**What is expected**
Pull each line containing "Poems" out of the data and copy it.

**Data records**
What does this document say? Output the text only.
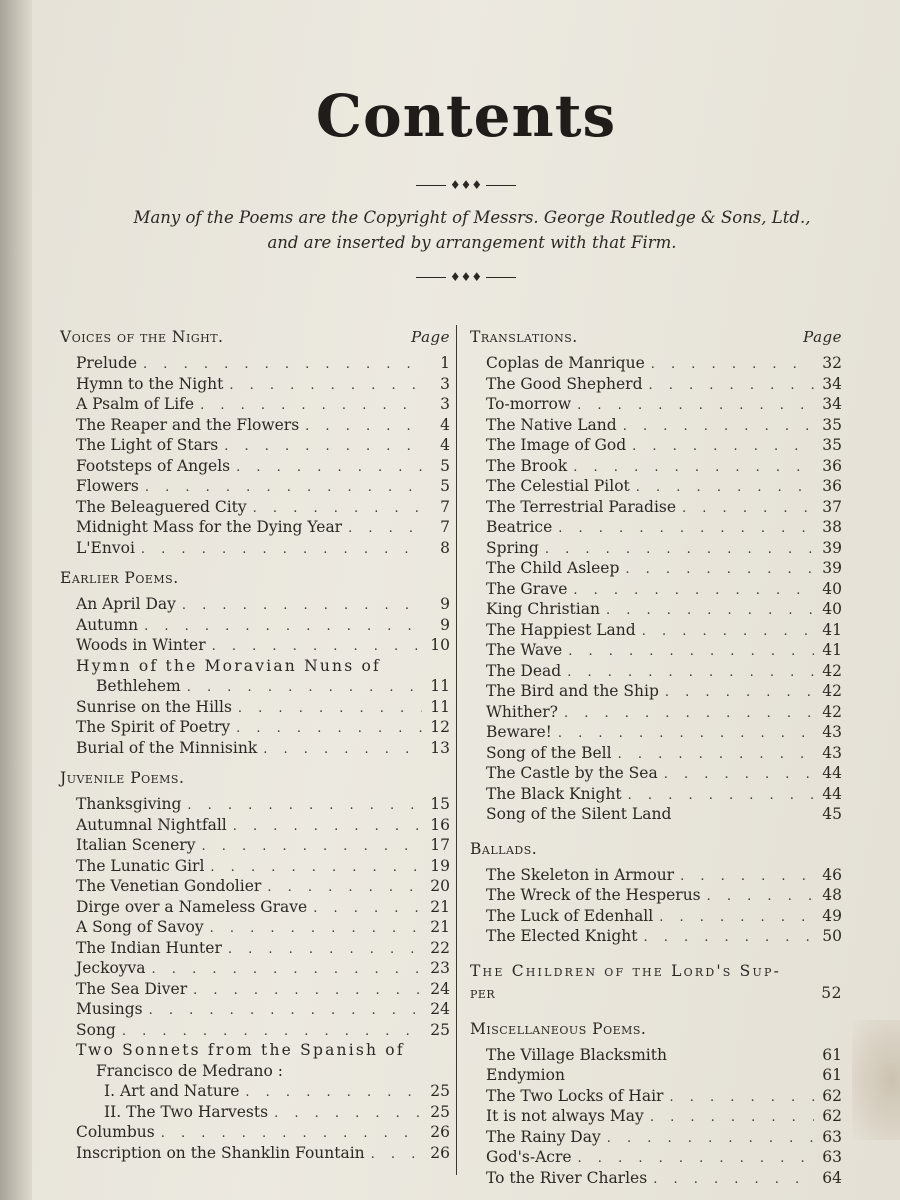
Contents
♦♦♦
Many of the Poems are the Copyright of Messrs. George Routledge & Sons, Ltd.,
and are inserted by arrangement with that Firm.
♦♦♦
Voices of the Night.	Page
Prelude . . .	1
Hymn to the Night . . .	3
A Psalm of Life . . .	3
The Reaper and the Flowers . . .	4
The Light of Stars . . .	4
Footsteps of Angels . . .	5
Flowers . . .	5
The Beleaguered City . . .	7
Midnight Mass for the Dying Year . . .	7
L'Envoi . . .	8
Earlier Poems.
An April Day . . .	9
Autumn . . .	9
Woods in Winter . . .	10
Hymn of the Moravian Nuns of
Bethlehem . . .	11
Sunrise on the Hills . . .	11
The Spirit of Poetry . . .	12
Burial of the Minnisink . . .	13
Juvenile Poems.
Thanksgiving . . .	15
Autumnal Nightfall . . .	16
Italian Scenery . . .	17
The Lunatic Girl . . .	19
The Venetian Gondolier . . .	20
Dirge over a Nameless Grave . . .	21
A Song of Savoy . . .	21
The Indian Hunter . . .	22
Jeckoyva . . .	23
The Sea Diver . . .	24
Musings . . .	24
Song . . .	25
Two Sonnets from the Spanish of
Francisco de Medrano :
I. Art and Nature . . .	25
II. The Two Harvests . . .	25
Columbus . . .	26
Inscription on the Shanklin Fountain . . .	26
Translations.	Page
Coplas de Manrique . . .	32
The Good Shepherd . . .	34
To-morrow . . .	34
The Native Land . . .	35
The Image of God . . .	35
The Brook . . .	36
The Celestial Pilot . . .	36
The Terrestrial Paradise . . .	37
Beatrice . . .	38
Spring . . .	39
The Child Asleep . . .	39
The Grave . . .	40
King Christian . . .	40
The Happiest Land . . .	41
The Wave . . .	41
The Dead . . .	42
The Bird and the Ship . . .	42
Whither? . . .	42
Beware! . . .	43
Song of the Bell . . .	43
The Castle by the Sea . . .	44
The Black Knight . . .	44
Song of the Silent Land	45
Ballads.
The Skeleton in Armour . . .	46
The Wreck of the Hesperus . . .	48
The Luck of Edenhall . . .	49
The Elected Knight . . .	50
The Children of the Lord's Sup-
per	52
Miscellaneous Poems.
The Village Blacksmith	61
Endymion	61
The Two Locks of Hair . . .	62
It is not always May . . .	62
The Rainy Day . . .	63
God's-Acre . . .	63
To the River Charles . . .	64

**Complete response**
Many of the Poems are the Copyright of Messrs. George Routledge & Sons, Ltd.,
Earlier Poems.
Juvenile Poems.
Miscellaneous Poems.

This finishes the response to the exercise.